GIVEN INFORMATION =>
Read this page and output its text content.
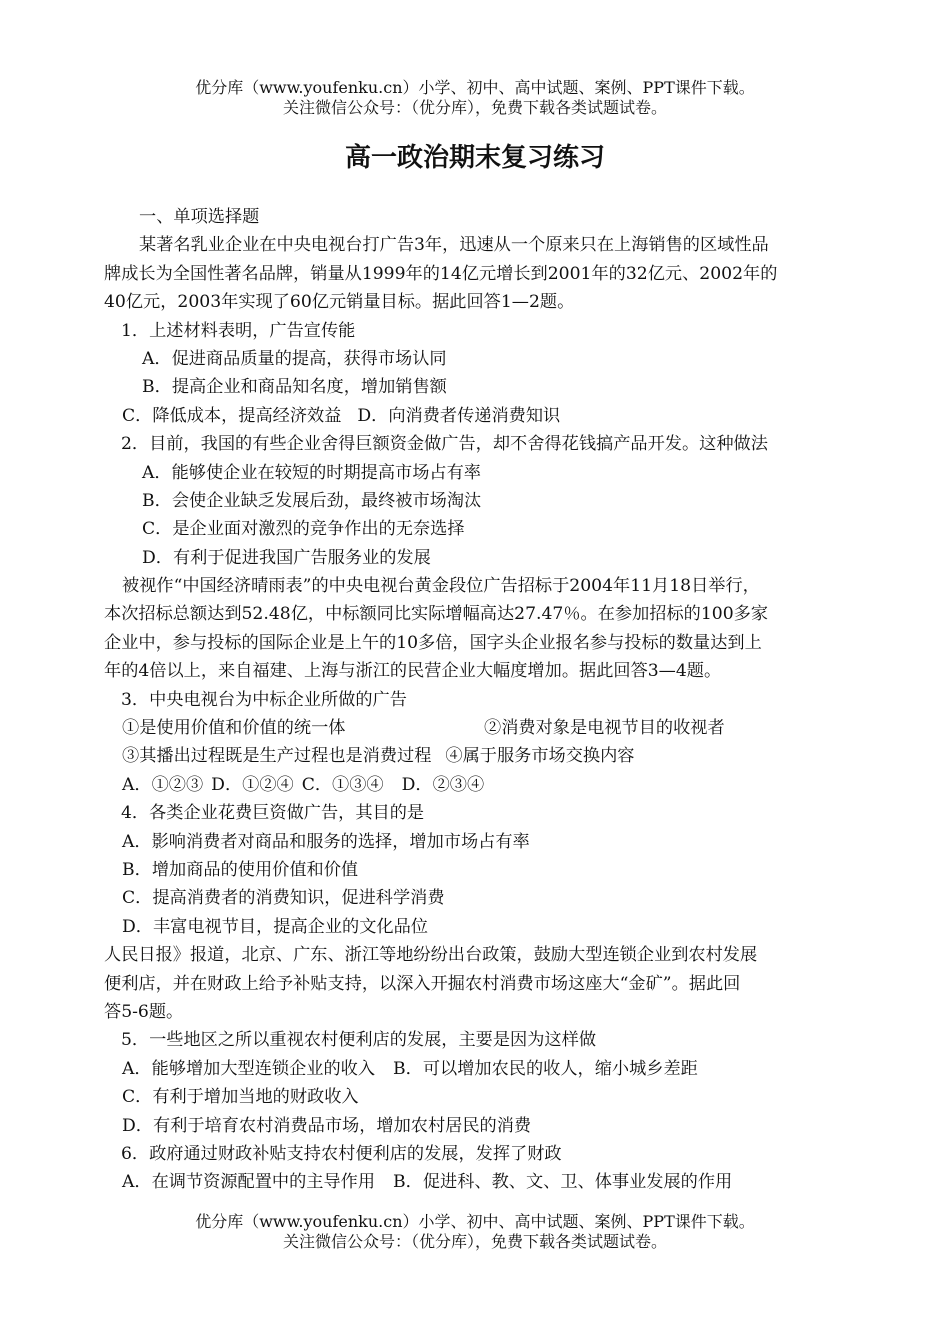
优分库（www.youfenku.cn）小学、初中、高中试题、案例、PPT课件下载。
关注微信公众号：（优分库），免费下载各类试题试卷。
高一政治期末复习练习
一、单项选择题
某著名乳业企业在中央电视台打广告3年，迅速从一个原来只在上海销售的区域性品
牌成长为全国性著名品牌，销量从1999年的14亿元增长到2001年的32亿元、2002年的
40亿元，2003年实现了60亿元销量目标。据此回答1—2题。
1．上述材料表明，广告宣传能
A．促进商品质量的提高，获得市场认同
B．提高企业和商品知名度，增加销售额
C．降低成本，提高经济效益 D．向消费者传递消费知识
2．目前，我国的有些企业舍得巨额资金做广告，却不舍得花钱搞产品开发。这种做法
A．能够使企业在较短的时期提高市场占有率
B．会使企业缺乏发展后劲，最终被市场淘汰
C．是企业面对激烈的竞争作出的无奈选择
D．有利于促进我国广告服务业的发展
被视作“中国经济晴雨表”的中央电视台黄金段位广告招标于2004年11月18日举行，
本次招标总额达到52.48亿，中标额同比实际增幅高达27.47％。在参加招标的100多家
企业中，参与投标的国际企业是上午的10多倍，国字头企业报名参与投标的数量达到上
年的4倍以上，来自福建、上海与浙江的民营企业大幅度增加。据此回答3—4题。
3．中央电视台为中标企业所做的广告
①是使用价值和价值的统一体	②消费对象是电视节目的收视者
③其播出过程既是生产过程也是消费过程 ④属于服务市场交换内容
A．①②③ D．①②④ C．①③④ D．②③④
4．各类企业花费巨资做广告，其目的是
A．影响消费者对商品和服务的选择，增加市场占有率
B．增加商品的使用价值和价值
C．提高消费者的消费知识，促进科学消费
D．丰富电视节目，提高企业的文化品位
人民日报》报道，北京、广东、浙江等地纷纷出台政策，鼓励大型连锁企业到农村发展
便利店，并在财政上给予补贴支持，以深入开掘农村消费市场这座大“金矿”。据此回
答5-6题。
5．一些地区之所以重视农村便利店的发展，主要是因为这样做
A．能够增加大型连锁企业的收入 B．可以增加农民的收人，缩小城乡差距
C．有利于增加当地的财政收入
D．有利于培育农村消费品市场，增加农村居民的消费
6．政府通过财政补贴支持农村便利店的发展，发挥了财政
A．在调节资源配置中的主导作用 B．促进科、教、文、卫、体事业发展的作用
优分库（www.youfenku.cn）小学、初中、高中试题、案例、PPT课件下载。
关注微信公众号：（优分库），免费下载各类试题试卷。
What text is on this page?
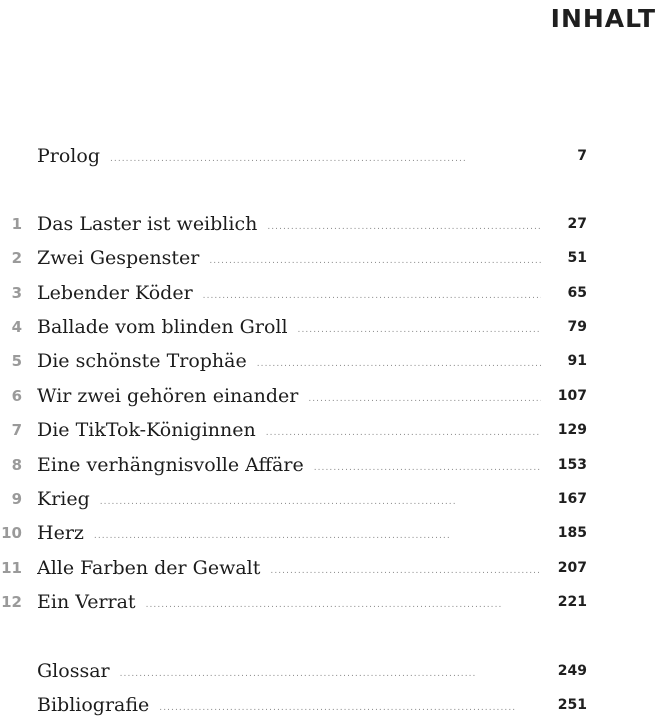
INHALT
Prolog . . .	7
1 Das Laster ist weiblich . . .	27
2 Zwei Gespenster . . .	51
3 Lebender Köder . . .	65
4 Ballade vom blinden Groll . . .	79
5 Die schönste Trophäe . . .	91
6 Wir zwei gehören einander . . .	107
7 Die TikTok-Königinnen . . .	129
8 Eine verhängnisvolle Affäre . . .	153
9 Krieg . . .	167
10 Herz . . .	185
11 Alle Farben der Gewalt . . .	207
12 Ein Verrat . . .	221
Glossar . . .	249
Bibliografie . . .	251
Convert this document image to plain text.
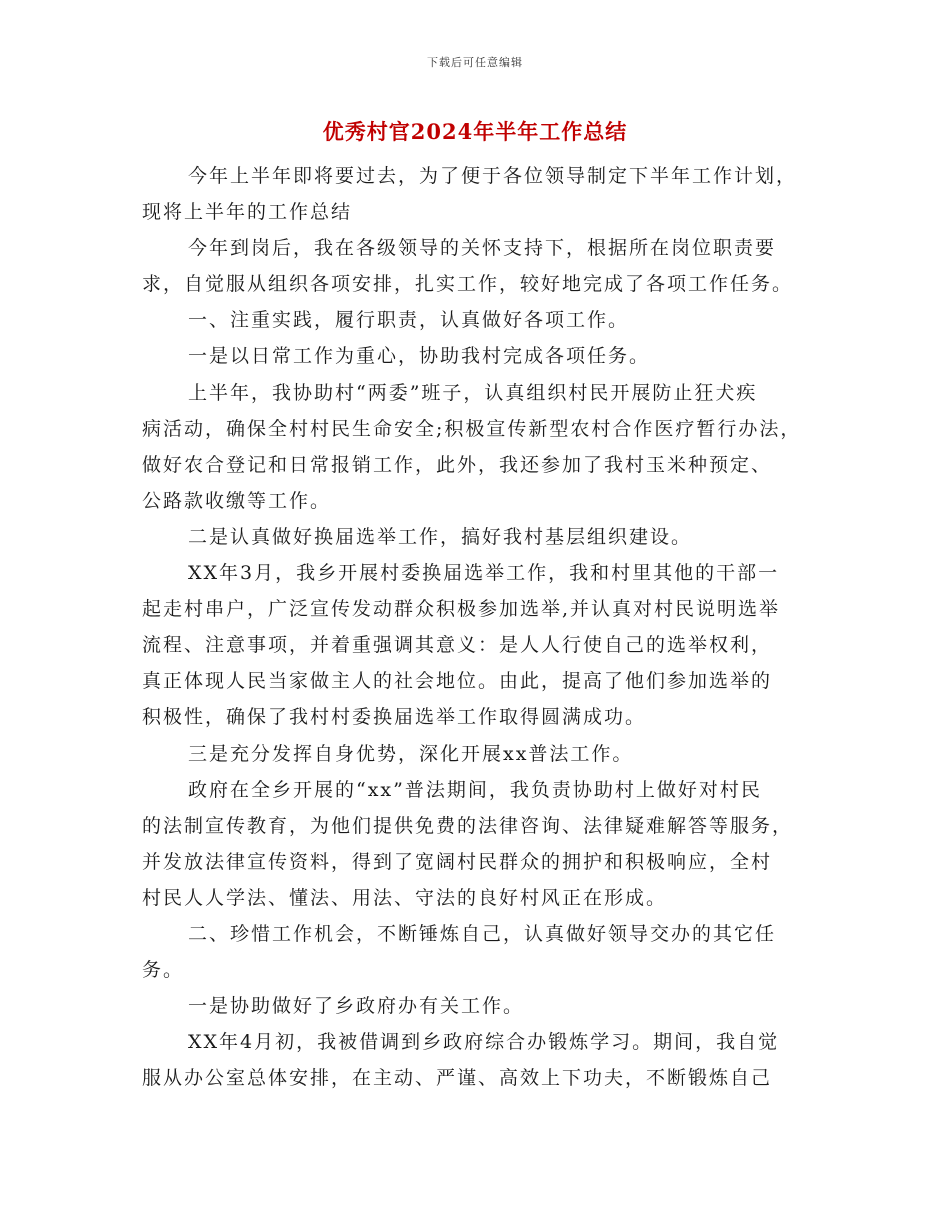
下载后可任意编辑
优秀村官2024年半年工作总结
今年上半年即将要过去，为了便于各位领导制定下半年工作计划，
现将上半年的工作总结
今年到岗后，我在各级领导的关怀支持下，根据所在岗位职责要
求，自觉服从组织各项安排，扎实工作，较好地完成了各项工作任务。
一、注重实践，履行职责，认真做好各项工作。
一是以日常工作为重心，协助我村完成各项任务。
上半年，我协助村“两委”班子，认真组织村民开展防止狂犬疾
病活动，确保全村村民生命安全;积极宣传新型农村合作医疗暂行办法，
做好农合登记和日常报销工作，此外，我还参加了我村玉米种预定、
公路款收缴等工作。
二是认真做好换届选举工作，搞好我村基层组织建设。
XX年3月，我乡开展村委换届选举工作，我和村里其他的干部一
起走村串户，广泛宣传发动群众积极参加选举,并认真对村民说明选举
流程、注意事项，并着重强调其意义：是人人行使自己的选举权利，
真正体现人民当家做主人的社会地位。由此，提高了他们参加选举的
积极性，确保了我村村委换届选举工作取得圆满成功。
三是充分发挥自身优势，深化开展xx普法工作。
政府在全乡开展的“xx”普法期间，我负责协助村上做好对村民
的法制宣传教育，为他们提供免费的法律咨询、法律疑难解答等服务，
并发放法律宣传资料，得到了宽阔村民群众的拥护和积极响应，全村
村民人人学法、懂法、用法、守法的良好村风正在形成。
二、珍惜工作机会，不断锤炼自己，认真做好领导交办的其它任
务。
一是协助做好了乡政府办有关工作。
XX年4月初，我被借调到乡政府综合办锻炼学习。期间，我自觉
服从办公室总体安排，在主动、严谨、高效上下功夫，不断锻炼自己
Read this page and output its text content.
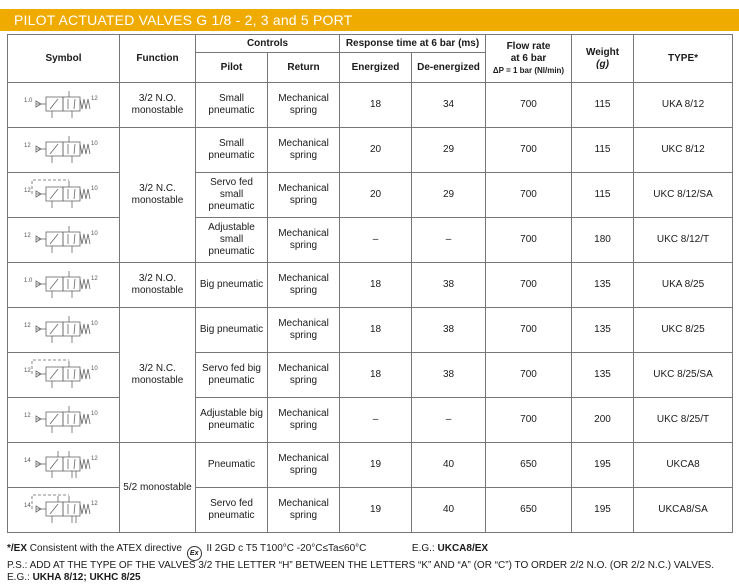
PILOT ACTUATED VALVES G 1/8 - 2, 3 and 5 PORT
Symbol	Function	Controls		Response time at 6 bar (ms)		Flow rate
at 6 bar
ΔP = 1 bar (Nl/min)	Weight
(g)	TYPE*
		Pilot	Return	Energized	De-energized			

1.0 12	3/2 N.O. monostable	Small pneumatic	Mechanical spring	18	34	700	115	UKA 8/12

12 10	3/2 N.C. monostable	Small pneumatic	Mechanical spring	20	29	700	115	UKC 8/12

12 10		Servo fed small pneumatic	Mechanical spring	20	29	700	115	UKC 8/12/SA

12 10		Adjustable small pneumatic	Mechanical spring	–	–	700	180	UKC 8/12/T

1.0 12	3/2 N.O. monostable	Big pneumatic	Mechanical spring	18	38	700	135	UKA 8/25

12 10	3/2 N.C. monostable	Big pneumatic	Mechanical spring	18	38	700	135	UKC 8/25

12 10		Servo fed big pneumatic	Mechanical spring	18	38	700	135	UKC 8/25/SA

12 10		Adjustable big pneumatic	Mechanical spring	–	–	700	200	UKC 8/25/T

14 12	5/2 monostable	Pneumatic	Mechanical spring	19	40	650	195	UKCA8

14 12		Servo fed pneumatic	Mechanical spring	19	40	650	195	UKCA8/SA
*/EX Consistent with the ATEX directive Ex II 2GD c T5 T100°C -20°C≤Ta≤60°C	E.G.: UKCA8/EX
P.S.: ADD AT THE TYPE OF THE VALVES 3/2 THE LETTER “H” BETWEEN THE LETTERS “K” AND “A” (OR “C”) TO ORDER 2/2 N.O. (OR 2/2 N.C.) VALVES.
E.G.: UKHA 8/12; UKHC 8/25
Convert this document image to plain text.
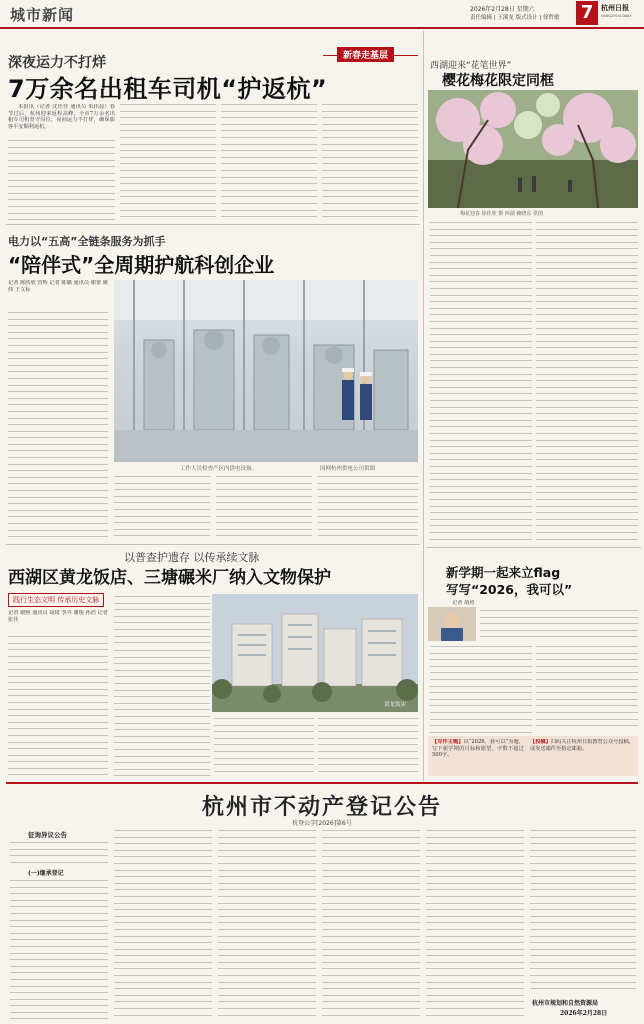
城市新闻	2026年2月28日 星期六
责任编辑 | 王溪龙 版式设计 | 徐哲敏 7	杭州日报
HANGZHOU DAILY
新春走基层
深夜运力不打烊
7万余名出租车司机“护返杭”

本报讯（记者 沈佳佳 通讯员 朱伟晨）春节过后，杭州迎来返程高峰。全市7万余名出租车司机坚守岗位，夜间运力不打烊，确保旅客平安顺利返杭。

电力以“五高”全链条服务为抓手
“陪伴式”全周期护航科创企业
记者 陈欣欣 管辉 记者 陈璐 通讯员 谢蕾 姚炜 王文标
工作人员检查产区内供电设备。	国网杭州供电公司供图
西湖迎来“花笔世界”
樱花梅花限定同框
梅花迎春 徐佳欣 摄 西湖 赖晓东 供图
新学期一起来立flag
写写“2026，我可以”
记者 胡涛
【写作主题】以“2026，我可以”为题，写下新学期的目标和愿望，字数不超过500字。
【投稿】扫码关注杭州日报教育公众号投稿，或发送邮件至指定邮箱。
以普查护遗存 以传承续文脉
西湖区黄龙饭店、三塘碾米厂纳入文物保护
践行生态文明 传承历史文脉
记者 谢熙 通讯员 胡琦 李卉 谢锐 孙浩 记者 张佳
黄龙饭店
杭州市不动产登记公告
杭登公字[2026]第6号
征询异议公告
(一)继承登记
杭州市规划和自然资源局
2026年2月28日
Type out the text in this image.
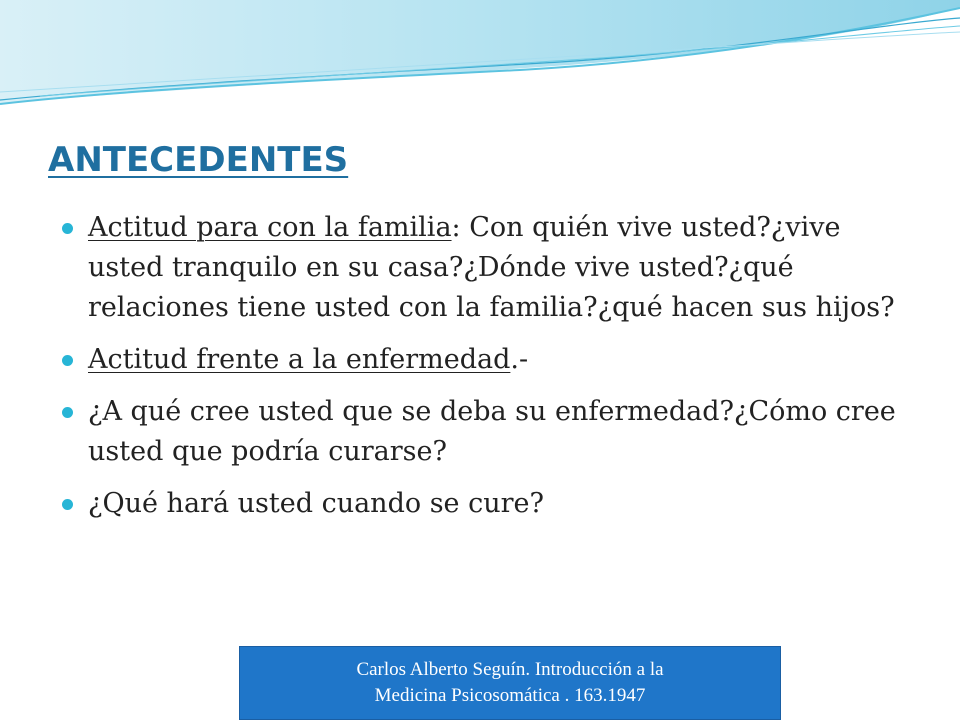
ANTECEDENTES
Actitud para con la familia: Con quién vive usted?¿vive usted tranquilo en su casa?¿Dónde vive usted?¿qué relaciones tiene usted con la familia?¿qué hacen sus hijos?
Actitud frente a la enfermedad.-
¿A qué cree usted que se deba su enfermedad?¿Cómo cree usted que podría curarse?
¿Qué hará usted cuando se cure?
Carlos Alberto Seguín. Introducción a la
Medicina Psicosomática . 163.1947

WORK TO BE COMPLETED =>
Find each line holding the string "Mechanical" and copy it out.

RESPONSE =>
1.0 12	3/2 N.O. monostable	Small pneumatic	Mechanical spring	18	34	700	115	UKA 8/12
12 10	3/2 N.C. monostable	Small pneumatic	Mechanical spring	20	29	700	115	UKC 8/12
12 10		Servo fed small pneumatic	Mechanical spring	20	29	700	115	UKC 8/12/SA
12 10		Adjustable small pneumatic	Mechanical spring	–	–	700	180	UKC 8/12/T
1.0 12	3/2 N.O. monostable	Big pneumatic	Mechanical spring	18	38	700	135	UKA 8/25
12 10	3/2 N.C. monostable	Big pneumatic	Mechanical spring	18	38	700	135	UKC 8/25
12 10		Servo fed big pneumatic	Mechanical spring	18	38	700	135	UKC 8/25/SA
12 10		Adjustable big pneumatic	Mechanical spring	–	–	700	200	UKC 8/25/T
14 12	5/2 monostable	Pneumatic	Mechanical spring	19	40	650	195	UKCA8
14 12		Servo fed pneumatic	Mechanical spring	19	40	650	195	UKCA8/SA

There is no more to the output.